**DESCRIPTION OF THE TASK:** Identify the lines that contain the string "circle" and report only how many there are.
# # # # #
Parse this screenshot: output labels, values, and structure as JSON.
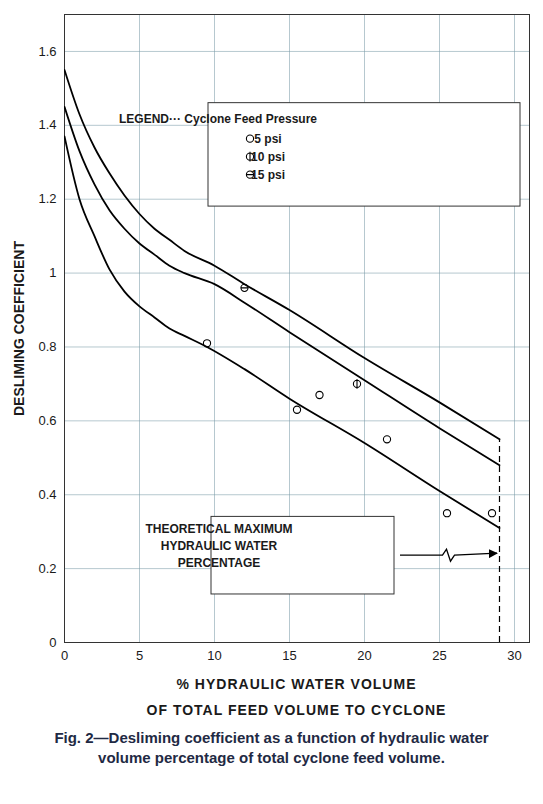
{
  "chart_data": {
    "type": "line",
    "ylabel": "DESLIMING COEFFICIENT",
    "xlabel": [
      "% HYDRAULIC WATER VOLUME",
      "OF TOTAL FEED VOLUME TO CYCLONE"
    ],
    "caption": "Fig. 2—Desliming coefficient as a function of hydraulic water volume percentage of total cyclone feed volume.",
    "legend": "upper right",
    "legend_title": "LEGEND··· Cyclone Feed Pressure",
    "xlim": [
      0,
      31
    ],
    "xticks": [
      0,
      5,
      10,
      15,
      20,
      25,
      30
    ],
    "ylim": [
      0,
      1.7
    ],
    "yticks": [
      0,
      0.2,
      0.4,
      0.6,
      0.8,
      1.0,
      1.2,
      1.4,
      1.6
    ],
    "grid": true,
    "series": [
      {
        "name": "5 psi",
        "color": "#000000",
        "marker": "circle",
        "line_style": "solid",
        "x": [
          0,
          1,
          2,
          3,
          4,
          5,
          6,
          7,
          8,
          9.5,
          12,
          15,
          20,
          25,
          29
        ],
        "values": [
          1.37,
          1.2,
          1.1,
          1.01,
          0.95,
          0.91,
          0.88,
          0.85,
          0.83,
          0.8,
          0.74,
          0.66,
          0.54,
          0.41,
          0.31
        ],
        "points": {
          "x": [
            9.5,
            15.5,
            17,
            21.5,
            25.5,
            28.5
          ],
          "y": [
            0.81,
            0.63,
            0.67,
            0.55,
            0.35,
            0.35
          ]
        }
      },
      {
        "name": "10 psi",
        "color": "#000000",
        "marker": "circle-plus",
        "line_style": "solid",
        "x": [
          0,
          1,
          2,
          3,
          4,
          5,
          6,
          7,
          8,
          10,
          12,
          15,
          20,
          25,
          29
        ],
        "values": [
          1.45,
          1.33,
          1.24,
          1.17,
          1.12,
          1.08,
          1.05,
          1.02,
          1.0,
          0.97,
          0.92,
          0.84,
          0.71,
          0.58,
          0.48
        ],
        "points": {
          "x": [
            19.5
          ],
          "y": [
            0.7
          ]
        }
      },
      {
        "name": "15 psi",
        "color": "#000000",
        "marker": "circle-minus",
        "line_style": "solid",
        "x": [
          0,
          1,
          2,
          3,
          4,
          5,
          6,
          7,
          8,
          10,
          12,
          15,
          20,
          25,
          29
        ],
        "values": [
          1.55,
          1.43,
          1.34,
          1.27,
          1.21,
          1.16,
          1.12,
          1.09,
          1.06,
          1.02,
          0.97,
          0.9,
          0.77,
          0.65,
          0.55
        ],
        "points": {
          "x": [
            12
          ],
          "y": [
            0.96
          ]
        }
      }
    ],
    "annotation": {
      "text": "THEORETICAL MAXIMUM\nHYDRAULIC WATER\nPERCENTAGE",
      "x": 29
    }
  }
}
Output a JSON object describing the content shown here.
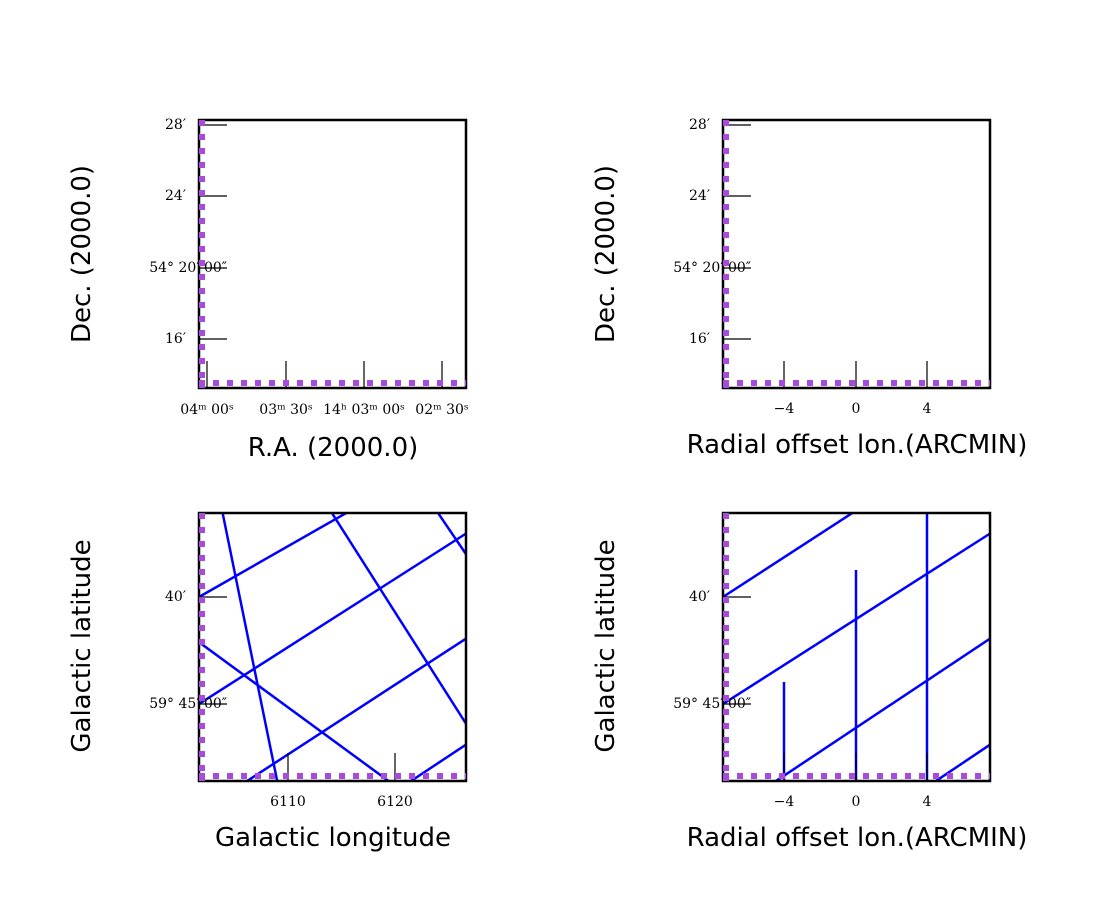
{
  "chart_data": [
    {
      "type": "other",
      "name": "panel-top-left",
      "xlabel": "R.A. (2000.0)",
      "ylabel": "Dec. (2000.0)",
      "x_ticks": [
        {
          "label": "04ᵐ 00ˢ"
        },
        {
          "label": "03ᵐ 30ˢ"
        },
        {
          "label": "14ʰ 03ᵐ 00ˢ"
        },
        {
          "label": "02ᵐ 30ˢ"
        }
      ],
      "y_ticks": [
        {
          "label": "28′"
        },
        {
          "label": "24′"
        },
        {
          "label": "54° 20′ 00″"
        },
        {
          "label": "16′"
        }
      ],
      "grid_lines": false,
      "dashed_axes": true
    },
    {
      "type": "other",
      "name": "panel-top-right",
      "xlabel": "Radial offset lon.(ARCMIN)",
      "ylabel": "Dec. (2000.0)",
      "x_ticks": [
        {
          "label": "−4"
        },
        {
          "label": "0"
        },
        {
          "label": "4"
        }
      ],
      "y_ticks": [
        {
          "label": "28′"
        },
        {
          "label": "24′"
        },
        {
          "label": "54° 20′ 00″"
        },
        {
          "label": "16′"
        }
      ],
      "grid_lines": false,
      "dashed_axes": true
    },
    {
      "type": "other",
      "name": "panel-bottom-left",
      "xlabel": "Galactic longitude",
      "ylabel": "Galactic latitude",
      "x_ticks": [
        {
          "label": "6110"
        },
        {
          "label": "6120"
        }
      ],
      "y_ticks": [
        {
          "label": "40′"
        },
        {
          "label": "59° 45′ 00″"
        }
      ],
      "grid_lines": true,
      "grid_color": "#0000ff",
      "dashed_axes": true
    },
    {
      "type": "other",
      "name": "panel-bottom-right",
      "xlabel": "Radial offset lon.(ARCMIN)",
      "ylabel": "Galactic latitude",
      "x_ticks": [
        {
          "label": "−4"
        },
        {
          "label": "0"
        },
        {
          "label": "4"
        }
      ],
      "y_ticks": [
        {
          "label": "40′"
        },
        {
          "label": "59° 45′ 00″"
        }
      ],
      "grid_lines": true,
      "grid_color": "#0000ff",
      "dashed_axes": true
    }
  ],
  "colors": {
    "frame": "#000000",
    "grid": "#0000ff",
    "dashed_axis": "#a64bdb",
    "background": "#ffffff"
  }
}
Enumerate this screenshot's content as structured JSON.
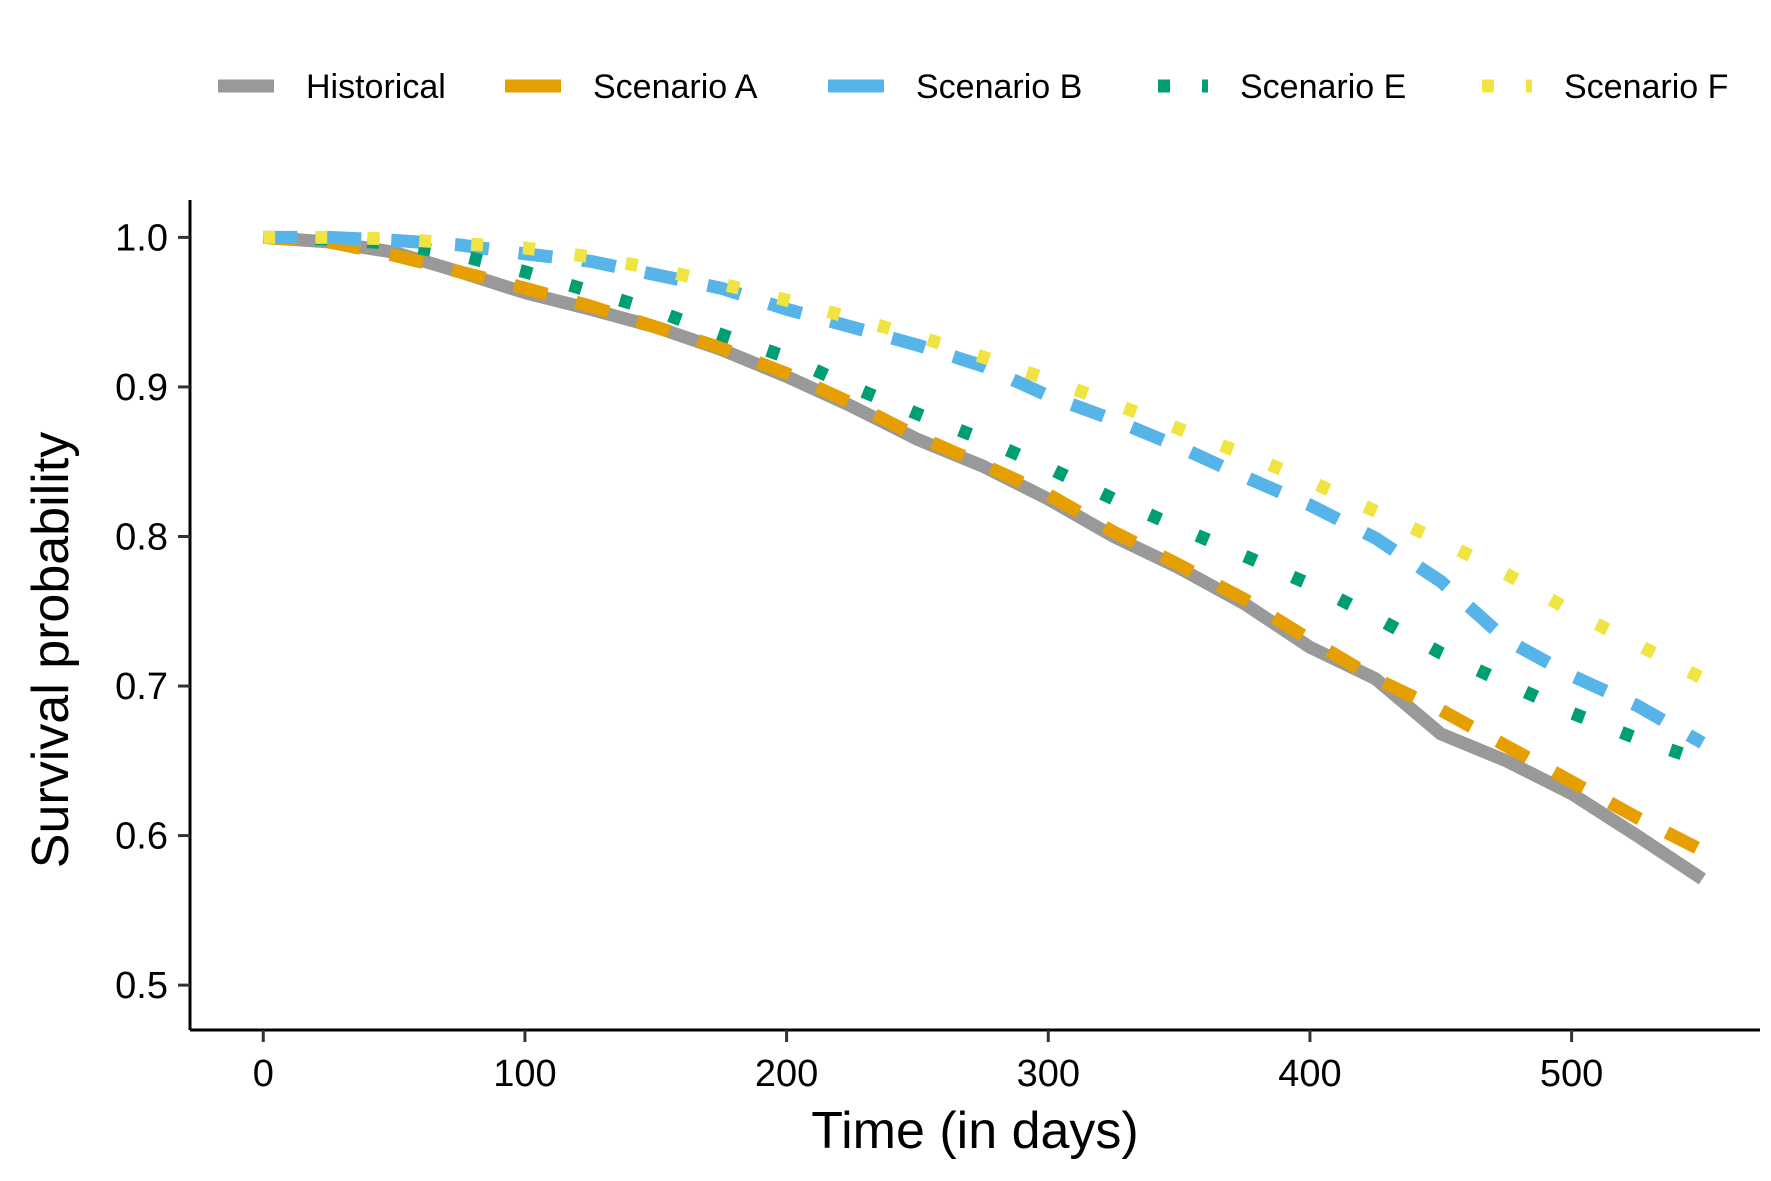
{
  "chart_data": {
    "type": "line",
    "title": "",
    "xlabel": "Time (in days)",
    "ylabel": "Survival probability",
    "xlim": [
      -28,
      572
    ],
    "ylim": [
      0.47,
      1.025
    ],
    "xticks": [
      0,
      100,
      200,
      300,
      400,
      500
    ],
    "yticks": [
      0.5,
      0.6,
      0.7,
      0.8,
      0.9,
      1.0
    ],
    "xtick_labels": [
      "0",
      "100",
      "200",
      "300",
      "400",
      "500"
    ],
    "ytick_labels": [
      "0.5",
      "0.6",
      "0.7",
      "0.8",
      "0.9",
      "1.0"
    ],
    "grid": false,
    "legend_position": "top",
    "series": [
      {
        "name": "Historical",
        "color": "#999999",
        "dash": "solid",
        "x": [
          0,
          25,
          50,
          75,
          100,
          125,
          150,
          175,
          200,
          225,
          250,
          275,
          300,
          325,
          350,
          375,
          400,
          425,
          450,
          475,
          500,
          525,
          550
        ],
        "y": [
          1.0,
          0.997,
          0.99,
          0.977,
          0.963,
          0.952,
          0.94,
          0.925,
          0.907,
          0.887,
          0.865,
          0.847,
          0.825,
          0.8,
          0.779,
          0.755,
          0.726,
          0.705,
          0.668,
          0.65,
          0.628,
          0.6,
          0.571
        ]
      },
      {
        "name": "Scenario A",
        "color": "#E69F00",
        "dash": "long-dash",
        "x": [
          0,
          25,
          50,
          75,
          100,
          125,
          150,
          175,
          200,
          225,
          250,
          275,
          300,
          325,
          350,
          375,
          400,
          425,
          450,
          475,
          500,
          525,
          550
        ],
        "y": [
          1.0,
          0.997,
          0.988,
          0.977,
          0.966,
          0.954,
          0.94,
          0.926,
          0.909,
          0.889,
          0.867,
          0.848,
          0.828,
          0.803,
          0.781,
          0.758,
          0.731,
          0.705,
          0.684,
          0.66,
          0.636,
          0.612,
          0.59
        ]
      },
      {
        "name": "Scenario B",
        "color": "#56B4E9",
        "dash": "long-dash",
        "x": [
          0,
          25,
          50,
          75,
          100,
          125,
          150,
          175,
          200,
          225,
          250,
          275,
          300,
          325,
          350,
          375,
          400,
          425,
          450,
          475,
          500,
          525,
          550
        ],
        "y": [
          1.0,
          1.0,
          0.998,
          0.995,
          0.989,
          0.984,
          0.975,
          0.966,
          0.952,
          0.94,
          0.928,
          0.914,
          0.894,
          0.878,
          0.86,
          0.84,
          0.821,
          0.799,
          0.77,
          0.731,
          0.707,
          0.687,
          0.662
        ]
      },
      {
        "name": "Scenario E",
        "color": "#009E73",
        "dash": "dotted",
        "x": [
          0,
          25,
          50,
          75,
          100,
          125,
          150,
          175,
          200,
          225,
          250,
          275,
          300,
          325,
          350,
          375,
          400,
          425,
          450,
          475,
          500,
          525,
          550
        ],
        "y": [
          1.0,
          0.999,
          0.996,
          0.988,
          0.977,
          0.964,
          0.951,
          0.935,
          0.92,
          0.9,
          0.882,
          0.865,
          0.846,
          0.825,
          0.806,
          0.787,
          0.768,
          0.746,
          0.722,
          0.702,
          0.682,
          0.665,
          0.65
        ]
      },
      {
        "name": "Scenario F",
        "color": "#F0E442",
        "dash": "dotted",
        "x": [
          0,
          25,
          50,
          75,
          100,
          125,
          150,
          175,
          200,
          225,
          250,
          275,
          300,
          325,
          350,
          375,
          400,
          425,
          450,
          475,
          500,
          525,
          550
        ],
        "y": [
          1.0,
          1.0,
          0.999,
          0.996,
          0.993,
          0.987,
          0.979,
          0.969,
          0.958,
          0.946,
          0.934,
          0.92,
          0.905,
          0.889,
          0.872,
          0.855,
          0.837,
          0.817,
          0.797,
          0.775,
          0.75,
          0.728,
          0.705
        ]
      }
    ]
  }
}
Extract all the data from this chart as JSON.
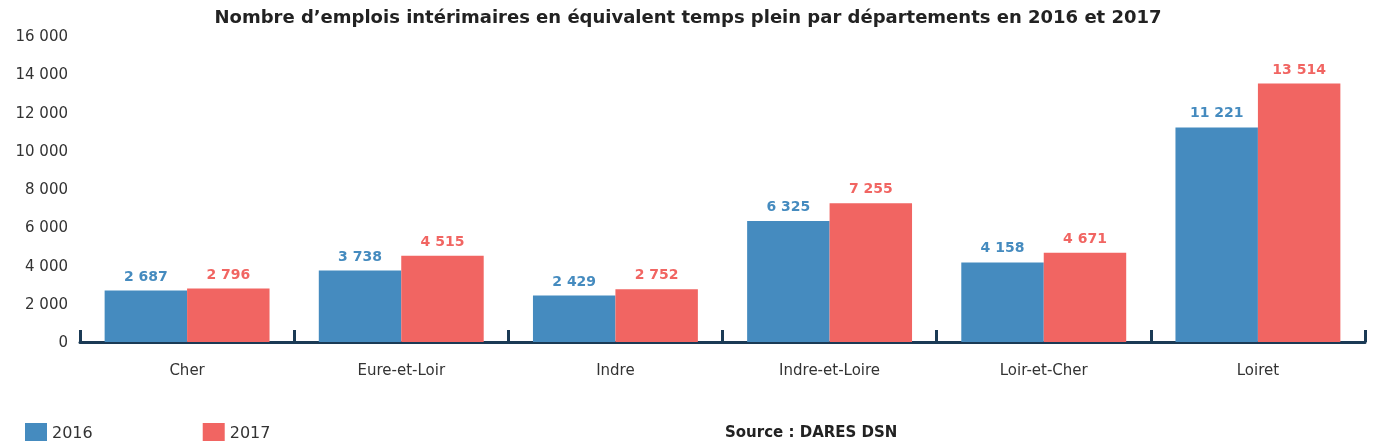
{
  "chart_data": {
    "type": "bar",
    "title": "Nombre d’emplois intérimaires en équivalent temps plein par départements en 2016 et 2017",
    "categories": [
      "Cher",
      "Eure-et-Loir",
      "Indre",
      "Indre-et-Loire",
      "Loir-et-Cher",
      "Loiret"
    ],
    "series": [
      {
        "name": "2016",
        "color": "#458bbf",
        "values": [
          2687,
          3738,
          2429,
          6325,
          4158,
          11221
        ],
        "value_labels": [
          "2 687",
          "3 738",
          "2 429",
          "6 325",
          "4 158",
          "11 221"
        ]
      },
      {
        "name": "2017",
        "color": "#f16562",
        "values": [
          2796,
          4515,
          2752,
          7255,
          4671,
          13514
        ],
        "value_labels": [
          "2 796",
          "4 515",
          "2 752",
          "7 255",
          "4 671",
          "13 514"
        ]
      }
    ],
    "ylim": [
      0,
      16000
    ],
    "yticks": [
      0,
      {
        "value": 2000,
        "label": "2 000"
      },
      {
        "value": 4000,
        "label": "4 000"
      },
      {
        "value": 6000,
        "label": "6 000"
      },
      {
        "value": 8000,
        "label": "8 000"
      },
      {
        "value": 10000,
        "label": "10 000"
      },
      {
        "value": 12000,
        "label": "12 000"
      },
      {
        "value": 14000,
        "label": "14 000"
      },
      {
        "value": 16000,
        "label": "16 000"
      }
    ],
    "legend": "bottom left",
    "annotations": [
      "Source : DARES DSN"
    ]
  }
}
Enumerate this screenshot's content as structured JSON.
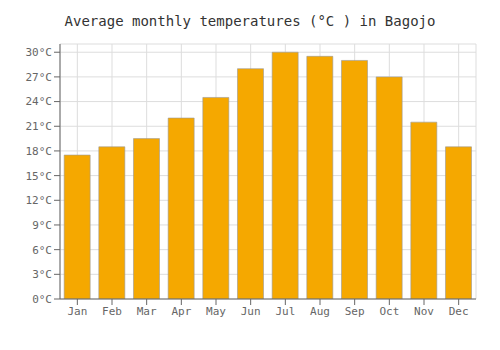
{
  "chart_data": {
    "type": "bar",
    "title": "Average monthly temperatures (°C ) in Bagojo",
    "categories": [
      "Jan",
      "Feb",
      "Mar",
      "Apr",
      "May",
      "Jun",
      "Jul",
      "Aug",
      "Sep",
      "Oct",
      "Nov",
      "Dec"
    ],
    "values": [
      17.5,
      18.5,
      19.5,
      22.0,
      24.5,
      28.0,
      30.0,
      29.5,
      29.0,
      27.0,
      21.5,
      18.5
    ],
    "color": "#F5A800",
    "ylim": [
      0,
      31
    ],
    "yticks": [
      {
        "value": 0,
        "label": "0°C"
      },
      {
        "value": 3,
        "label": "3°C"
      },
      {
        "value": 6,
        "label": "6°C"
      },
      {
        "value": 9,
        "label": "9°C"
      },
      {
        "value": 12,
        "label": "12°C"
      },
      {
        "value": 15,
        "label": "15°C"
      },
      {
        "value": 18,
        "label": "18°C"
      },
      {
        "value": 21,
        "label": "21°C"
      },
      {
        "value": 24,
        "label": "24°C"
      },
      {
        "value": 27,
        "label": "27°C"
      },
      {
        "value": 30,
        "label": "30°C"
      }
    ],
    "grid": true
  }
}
# # # # #
**TASK OUTPUT:** 3